EXERCISE INSTRUCTIONS: Return each line of the data below exactly, omitting any pictures.

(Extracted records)
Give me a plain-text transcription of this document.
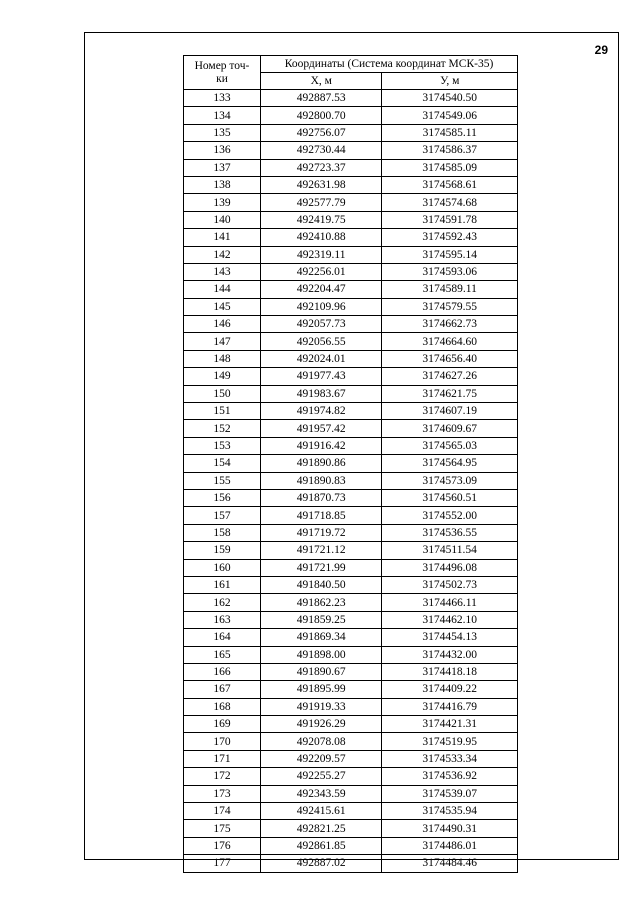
29
Номер точ-
ки	Координаты (Система координат МСК-35)	
	X, м	У, м
133	492887.53	3174540.50
134	492800.70	3174549.06
135	492756.07	3174585.11
136	492730.44	3174586.37
137	492723.37	3174585.09
138	492631.98	3174568.61
139	492577.79	3174574.68
140	492419.75	3174591.78
141	492410.88	3174592.43
142	492319.11	3174595.14
143	492256.01	3174593.06
144	492204.47	3174589.11
145	492109.96	3174579.55
146	492057.73	3174662.73
147	492056.55	3174664.60
148	492024.01	3174656.40
149	491977.43	3174627.26
150	491983.67	3174621.75
151	491974.82	3174607.19
152	491957.42	3174609.67
153	491916.42	3174565.03
154	491890.86	3174564.95
155	491890.83	3174573.09
156	491870.73	3174560.51
157	491718.85	3174552.00
158	491719.72	3174536.55
159	491721.12	3174511.54
160	491721.99	3174496.08
161	491840.50	3174502.73
162	491862.23	3174466.11
163	491859.25	3174462.10
164	491869.34	3174454.13
165	491898.00	3174432.00
166	491890.67	3174418.18
167	491895.99	3174409.22
168	491919.33	3174416.79
169	491926.29	3174421.31
170	492078.08	3174519.95
171	492209.57	3174533.34
172	492255.27	3174536.92
173	492343.59	3174539.07
174	492415.61	3174535.94
175	492821.25	3174490.31
176	492861.85	3174486.01
177	492887.02	3174484.46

COMPLETED TASK:
Give me a plain-text transcription of this document.
29
Номер точ-
ки	Координаты (Система координат МСК-35)	
	X, м	У, м
133	492887.53	3174540.50
134	492800.70	3174549.06
135	492756.07	3174585.11
136	492730.44	3174586.37
137	492723.37	3174585.09
138	492631.98	3174568.61
139	492577.79	3174574.68
140	492419.75	3174591.78
141	492410.88	3174592.43
142	492319.11	3174595.14
143	492256.01	3174593.06
144	492204.47	3174589.11
145	492109.96	3174579.55
146	492057.73	3174662.73
147	492056.55	3174664.60
148	492024.01	3174656.40
149	491977.43	3174627.26
150	491983.67	3174621.75
151	491974.82	3174607.19
152	491957.42	3174609.67
153	491916.42	3174565.03
154	491890.86	3174564.95
155	491890.83	3174573.09
156	491870.73	3174560.51
157	491718.85	3174552.00
158	491719.72	3174536.55
159	491721.12	3174511.54
160	491721.99	3174496.08
161	491840.50	3174502.73
162	491862.23	3174466.11
163	491859.25	3174462.10
164	491869.34	3174454.13
165	491898.00	3174432.00
166	491890.67	3174418.18
167	491895.99	3174409.22
168	491919.33	3174416.79
169	491926.29	3174421.31
170	492078.08	3174519.95
171	492209.57	3174533.34
172	492255.27	3174536.92
173	492343.59	3174539.07
174	492415.61	3174535.94
175	492821.25	3174490.31
176	492861.85	3174486.01
177	492887.02	3174484.46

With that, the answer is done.